Репутация Пыпина, заканчивавшего тогда весьма успешно университет и выступившего в "Отечественных записках" со статьей о драматурге XVIII века Лукине, уже успела упрочиться в ученом мире. Профессора предсказывали ему хорошую карьеру, поражались его неутомимому трудолюбию и солидным библиографическим познаниям.
Внутренне двоюродные братья были далеки друг от друга. Духовные интересы будущего профессора и академика представлялись Чернышевскому слишком узкими. Расплывчатый либерализм Пыпина, его весьма умеренные общественные идеалы были чужды Николаю Гавриловичу. Но Пыпин не стоял на его пути, не вступал с ним в споры, не мешал ему, целиком погруженный в свои изыскания в области древней словесности и литературы минувшего века, и потому между ними не только не происходило в быту никаких столкновений. а, напротив, царило полное внешнее согласие. Пыпин не отрывался от письменного стола, готовя словарь к Новгородской летописи, новые ученые статьи для журналов и университетское сочинение на медаль.
Иногда они бывали вместе на вечерах у Никитенки, у Введенского и Срезневского. Зная, как ласкают гордость родителей Пыпина достижения Сашеньки, Чернышевский писал им в Саратов, что статья о Лукине имела очень большой успех. "В пятницу мы с ним были у Никитенки, - сообщал он родственникам. - Там очень много о ней говорили. Между прочим Булич (казанский профессор и историк русской литературы. - Н. Б.), недавно приехавший сюда держать докторский экзамен, как вошел, начал говорить, что какой-то Пыпин написал прекрасную статью и т. д. Ему сказали: "А вы знаете, где этот г. Пыпин?" - "Нет". - "Он сидит рядом с вами". Такие сцены приятно действуют на близких людей. Говорили о том, что надобно хлопотать для Сашеньки о месте в Харьковском университете, которое на днях открылось. Конечно, может случиться, что эти хлопоты останутся без успеха, но они показывают, как смотрят на Сашеньку".

++++++++++

ЗАДАНИЯ К УПРАЖНЕНИЮ:
1) Объясните в одном–трех предложениях, почему, согласно фрагменту о Пыпине и Чернышевском, между двоюродными братьями не возникало бытовых столкновений.
2) Пожалуйста, перепишите из фрагмента о Пыпине и Чернышевском дословно часть от слов "Внутренне двоюродные братья" до слов "сочинение на медаль." включительно.

++++++++++

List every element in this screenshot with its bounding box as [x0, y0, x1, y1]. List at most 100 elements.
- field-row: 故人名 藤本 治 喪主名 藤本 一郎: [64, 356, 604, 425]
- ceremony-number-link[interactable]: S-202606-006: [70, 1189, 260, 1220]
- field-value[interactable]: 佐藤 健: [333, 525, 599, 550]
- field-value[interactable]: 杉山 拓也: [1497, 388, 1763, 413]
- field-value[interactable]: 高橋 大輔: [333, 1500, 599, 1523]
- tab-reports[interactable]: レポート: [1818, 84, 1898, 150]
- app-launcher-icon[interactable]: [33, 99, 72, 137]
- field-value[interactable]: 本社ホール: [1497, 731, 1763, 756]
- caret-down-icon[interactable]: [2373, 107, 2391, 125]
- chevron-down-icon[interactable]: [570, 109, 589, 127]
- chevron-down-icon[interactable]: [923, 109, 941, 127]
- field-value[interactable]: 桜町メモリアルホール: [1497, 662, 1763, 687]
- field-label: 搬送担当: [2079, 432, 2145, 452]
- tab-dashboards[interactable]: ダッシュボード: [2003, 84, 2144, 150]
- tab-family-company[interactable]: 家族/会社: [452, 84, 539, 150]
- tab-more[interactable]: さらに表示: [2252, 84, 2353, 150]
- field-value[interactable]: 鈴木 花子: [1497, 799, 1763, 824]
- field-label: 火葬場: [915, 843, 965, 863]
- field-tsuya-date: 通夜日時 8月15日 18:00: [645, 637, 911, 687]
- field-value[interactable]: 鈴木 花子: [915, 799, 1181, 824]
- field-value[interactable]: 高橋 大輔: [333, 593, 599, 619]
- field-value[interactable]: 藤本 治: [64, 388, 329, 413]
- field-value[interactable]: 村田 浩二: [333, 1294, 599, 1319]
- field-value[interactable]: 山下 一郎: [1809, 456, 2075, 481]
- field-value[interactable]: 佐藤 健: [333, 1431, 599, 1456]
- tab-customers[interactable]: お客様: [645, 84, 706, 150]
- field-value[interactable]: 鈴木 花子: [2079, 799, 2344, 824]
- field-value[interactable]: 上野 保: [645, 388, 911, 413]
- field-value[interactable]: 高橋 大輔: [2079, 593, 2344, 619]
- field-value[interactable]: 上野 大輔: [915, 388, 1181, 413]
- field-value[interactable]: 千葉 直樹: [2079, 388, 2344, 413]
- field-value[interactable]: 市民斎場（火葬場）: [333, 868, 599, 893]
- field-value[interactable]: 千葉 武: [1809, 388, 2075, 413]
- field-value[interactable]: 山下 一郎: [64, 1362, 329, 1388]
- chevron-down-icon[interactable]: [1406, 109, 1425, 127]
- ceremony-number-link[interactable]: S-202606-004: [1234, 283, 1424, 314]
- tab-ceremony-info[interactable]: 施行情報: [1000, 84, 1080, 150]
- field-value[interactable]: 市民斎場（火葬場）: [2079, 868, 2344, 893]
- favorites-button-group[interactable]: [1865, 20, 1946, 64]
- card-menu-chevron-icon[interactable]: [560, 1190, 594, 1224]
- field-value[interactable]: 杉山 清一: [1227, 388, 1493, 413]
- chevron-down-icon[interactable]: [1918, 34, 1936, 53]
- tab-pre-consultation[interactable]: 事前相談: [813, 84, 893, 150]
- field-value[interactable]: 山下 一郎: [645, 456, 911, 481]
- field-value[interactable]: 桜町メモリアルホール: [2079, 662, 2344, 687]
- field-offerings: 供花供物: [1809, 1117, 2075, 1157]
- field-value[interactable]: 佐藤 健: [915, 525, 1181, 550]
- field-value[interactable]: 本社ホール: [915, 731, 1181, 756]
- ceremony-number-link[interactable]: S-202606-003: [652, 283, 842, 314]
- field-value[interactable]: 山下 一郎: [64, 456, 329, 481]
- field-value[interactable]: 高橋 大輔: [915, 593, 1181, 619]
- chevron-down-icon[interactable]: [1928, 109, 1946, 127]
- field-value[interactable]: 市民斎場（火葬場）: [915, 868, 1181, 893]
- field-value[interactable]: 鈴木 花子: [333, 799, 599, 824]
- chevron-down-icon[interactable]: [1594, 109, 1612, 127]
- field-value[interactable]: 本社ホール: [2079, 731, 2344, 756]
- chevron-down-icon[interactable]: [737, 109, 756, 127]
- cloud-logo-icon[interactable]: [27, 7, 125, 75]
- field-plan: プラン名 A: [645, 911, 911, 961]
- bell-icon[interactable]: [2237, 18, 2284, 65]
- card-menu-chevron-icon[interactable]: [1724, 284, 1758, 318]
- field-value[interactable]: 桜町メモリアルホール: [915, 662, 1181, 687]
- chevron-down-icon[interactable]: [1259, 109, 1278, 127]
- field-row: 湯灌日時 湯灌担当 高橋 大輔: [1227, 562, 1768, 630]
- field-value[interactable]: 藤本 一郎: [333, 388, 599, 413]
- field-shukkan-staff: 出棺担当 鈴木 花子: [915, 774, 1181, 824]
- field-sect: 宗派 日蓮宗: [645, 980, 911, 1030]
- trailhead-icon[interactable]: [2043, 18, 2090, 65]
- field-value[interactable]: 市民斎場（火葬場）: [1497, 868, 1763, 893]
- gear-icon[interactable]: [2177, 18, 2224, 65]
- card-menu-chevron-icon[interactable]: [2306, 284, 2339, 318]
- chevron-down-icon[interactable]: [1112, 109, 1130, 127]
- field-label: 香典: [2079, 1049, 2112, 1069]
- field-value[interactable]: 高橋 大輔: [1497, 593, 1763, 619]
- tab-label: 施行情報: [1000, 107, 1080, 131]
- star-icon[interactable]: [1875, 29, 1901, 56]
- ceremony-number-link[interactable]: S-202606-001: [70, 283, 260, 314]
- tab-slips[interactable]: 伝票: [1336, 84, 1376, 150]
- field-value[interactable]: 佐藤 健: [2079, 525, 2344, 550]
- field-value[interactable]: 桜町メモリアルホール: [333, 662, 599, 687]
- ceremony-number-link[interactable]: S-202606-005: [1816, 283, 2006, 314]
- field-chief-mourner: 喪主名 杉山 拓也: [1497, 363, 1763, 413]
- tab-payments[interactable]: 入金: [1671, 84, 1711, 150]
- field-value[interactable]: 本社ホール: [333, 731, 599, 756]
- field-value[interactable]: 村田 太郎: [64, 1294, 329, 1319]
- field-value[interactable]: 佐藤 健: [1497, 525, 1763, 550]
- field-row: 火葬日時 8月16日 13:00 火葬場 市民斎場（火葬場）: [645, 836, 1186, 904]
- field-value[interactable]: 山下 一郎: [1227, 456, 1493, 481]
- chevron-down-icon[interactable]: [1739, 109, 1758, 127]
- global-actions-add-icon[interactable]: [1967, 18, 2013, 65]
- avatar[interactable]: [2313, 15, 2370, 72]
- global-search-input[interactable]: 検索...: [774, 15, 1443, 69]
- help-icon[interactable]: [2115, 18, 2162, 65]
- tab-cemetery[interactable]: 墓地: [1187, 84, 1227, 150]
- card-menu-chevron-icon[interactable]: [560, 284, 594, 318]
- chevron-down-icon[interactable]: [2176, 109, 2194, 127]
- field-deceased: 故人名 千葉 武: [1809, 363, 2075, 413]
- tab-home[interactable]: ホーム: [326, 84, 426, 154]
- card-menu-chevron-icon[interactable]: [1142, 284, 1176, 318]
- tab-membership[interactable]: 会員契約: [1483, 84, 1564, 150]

++++++++++

ОТВЕТЫ К ЗАДАНИЯМ:
1) Пыпин не стоял на пути Чернышевского, не спорил с ним и не мешал ему, поскольку был целиком погружен в изыскания в области древней словесности и литературы минувшего века. Поэтому между братьями царило полное внешнее согласие, хотя внутренне они были далеки друг от друга.

2)
Внутренне двоюродные братья были далеки друг от друга. Духовные интересы будущего профессора и академика представлялись Чернышевскому слишком узкими. Расплывчатый либерализм Пыпина, его весьма умеренные общественные идеалы были чужды Николаю Гавриловичу. Но Пыпин не стоял на его пути, не вступал с ним в споры, не мешал ему, целиком погруженный в свои изыскания в области древней словесности и литературы минувшего века, и потому между ними не только не происходило в быту никаких столкновений. а, напротив, царило полное внешнее согласие. Пыпин не отрывался от письменного стола, готовя словарь к Новгородской летописи, новые ученые статьи для журналов и университетское сочинение на медаль.